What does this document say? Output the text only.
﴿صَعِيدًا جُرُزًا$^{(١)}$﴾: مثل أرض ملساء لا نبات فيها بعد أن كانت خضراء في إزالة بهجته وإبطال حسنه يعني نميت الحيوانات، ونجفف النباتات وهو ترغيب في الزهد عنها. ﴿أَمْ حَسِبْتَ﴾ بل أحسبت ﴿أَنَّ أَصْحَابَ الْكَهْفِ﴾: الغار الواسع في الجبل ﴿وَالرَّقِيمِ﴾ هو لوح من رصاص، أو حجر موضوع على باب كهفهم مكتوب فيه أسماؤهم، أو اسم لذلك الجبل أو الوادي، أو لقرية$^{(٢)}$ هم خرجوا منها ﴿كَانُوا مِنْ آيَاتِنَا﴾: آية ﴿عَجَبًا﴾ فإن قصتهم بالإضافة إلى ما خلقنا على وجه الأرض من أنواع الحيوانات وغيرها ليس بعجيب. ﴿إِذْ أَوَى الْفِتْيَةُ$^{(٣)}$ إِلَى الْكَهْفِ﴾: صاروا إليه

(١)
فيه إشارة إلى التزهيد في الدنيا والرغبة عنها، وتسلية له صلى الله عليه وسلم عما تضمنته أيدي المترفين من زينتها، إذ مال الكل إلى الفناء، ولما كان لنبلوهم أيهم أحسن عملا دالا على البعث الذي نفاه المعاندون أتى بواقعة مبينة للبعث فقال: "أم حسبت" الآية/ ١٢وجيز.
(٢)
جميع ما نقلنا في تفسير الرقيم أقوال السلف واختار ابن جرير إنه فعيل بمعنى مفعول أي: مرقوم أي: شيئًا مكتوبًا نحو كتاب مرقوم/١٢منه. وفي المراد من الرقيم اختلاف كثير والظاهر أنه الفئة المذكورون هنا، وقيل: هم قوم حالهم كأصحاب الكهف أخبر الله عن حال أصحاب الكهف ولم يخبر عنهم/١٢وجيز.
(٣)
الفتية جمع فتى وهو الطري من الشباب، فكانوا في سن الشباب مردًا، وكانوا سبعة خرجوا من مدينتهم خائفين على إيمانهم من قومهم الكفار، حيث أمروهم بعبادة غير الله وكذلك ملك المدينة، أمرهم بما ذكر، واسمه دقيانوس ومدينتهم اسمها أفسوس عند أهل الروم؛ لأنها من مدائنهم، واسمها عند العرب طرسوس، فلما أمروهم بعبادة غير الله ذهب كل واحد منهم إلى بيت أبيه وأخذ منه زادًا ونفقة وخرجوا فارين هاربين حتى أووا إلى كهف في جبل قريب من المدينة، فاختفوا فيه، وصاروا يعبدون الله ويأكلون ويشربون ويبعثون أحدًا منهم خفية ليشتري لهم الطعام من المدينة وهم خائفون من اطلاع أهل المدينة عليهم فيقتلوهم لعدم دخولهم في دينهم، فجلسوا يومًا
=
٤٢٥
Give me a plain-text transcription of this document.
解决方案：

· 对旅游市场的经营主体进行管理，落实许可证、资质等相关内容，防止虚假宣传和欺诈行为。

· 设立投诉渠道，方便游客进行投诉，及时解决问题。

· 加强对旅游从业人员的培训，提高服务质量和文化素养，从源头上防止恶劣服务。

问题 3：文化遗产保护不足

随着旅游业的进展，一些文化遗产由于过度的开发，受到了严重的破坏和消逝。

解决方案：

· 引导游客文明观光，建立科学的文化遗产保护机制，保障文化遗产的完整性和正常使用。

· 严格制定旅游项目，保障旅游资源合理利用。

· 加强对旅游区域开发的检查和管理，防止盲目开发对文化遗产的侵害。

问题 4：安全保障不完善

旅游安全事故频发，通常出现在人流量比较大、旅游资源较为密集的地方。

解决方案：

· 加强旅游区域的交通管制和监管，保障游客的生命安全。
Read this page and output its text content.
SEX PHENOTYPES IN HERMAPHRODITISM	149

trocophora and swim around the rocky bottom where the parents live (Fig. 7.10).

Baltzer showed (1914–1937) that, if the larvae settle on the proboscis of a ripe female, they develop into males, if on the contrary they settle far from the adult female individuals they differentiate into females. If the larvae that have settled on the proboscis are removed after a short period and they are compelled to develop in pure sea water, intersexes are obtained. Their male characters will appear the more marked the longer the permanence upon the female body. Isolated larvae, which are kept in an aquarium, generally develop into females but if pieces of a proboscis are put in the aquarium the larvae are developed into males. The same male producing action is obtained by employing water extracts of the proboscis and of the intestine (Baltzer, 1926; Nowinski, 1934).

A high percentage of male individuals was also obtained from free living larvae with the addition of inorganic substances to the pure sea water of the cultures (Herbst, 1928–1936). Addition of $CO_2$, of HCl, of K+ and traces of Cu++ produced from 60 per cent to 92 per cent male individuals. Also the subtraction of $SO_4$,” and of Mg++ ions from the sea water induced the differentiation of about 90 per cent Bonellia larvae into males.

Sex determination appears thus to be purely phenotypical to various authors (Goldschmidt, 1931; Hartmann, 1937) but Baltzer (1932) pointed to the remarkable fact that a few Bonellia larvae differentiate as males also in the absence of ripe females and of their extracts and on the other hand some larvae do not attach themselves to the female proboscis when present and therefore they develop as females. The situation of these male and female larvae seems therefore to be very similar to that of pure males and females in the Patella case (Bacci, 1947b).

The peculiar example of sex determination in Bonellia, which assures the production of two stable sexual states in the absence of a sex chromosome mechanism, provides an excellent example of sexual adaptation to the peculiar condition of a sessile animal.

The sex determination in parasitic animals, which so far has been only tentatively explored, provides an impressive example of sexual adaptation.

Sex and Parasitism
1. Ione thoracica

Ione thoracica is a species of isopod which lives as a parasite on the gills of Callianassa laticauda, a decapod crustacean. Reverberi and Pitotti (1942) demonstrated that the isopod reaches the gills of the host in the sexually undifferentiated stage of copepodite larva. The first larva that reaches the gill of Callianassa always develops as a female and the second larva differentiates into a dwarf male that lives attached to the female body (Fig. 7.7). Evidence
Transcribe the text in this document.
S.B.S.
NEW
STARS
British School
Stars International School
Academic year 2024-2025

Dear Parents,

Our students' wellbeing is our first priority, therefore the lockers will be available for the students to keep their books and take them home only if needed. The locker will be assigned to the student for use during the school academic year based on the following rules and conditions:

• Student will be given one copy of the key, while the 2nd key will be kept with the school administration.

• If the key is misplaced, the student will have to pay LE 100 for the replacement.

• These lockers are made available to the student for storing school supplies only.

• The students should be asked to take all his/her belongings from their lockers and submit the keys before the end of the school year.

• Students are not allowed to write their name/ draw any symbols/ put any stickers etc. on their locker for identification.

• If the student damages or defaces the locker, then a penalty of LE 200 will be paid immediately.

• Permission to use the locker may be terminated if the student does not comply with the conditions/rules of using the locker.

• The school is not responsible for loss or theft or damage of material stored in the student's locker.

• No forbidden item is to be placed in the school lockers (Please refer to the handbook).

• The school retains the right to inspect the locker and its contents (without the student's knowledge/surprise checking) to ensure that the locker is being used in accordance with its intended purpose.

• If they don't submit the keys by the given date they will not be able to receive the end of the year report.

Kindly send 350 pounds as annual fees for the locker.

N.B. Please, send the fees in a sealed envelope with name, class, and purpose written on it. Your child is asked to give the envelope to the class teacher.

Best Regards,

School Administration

THE PROBLEM
Where a line in the entries holds the word "keys", copy that line.

WRITTEN ANSWER
• The students should be asked to take all his/her belongings from their lockers and submit the keys before the end of the school year.
• If they don't submit the keys by the given date they will not be able to receive the end of the year report.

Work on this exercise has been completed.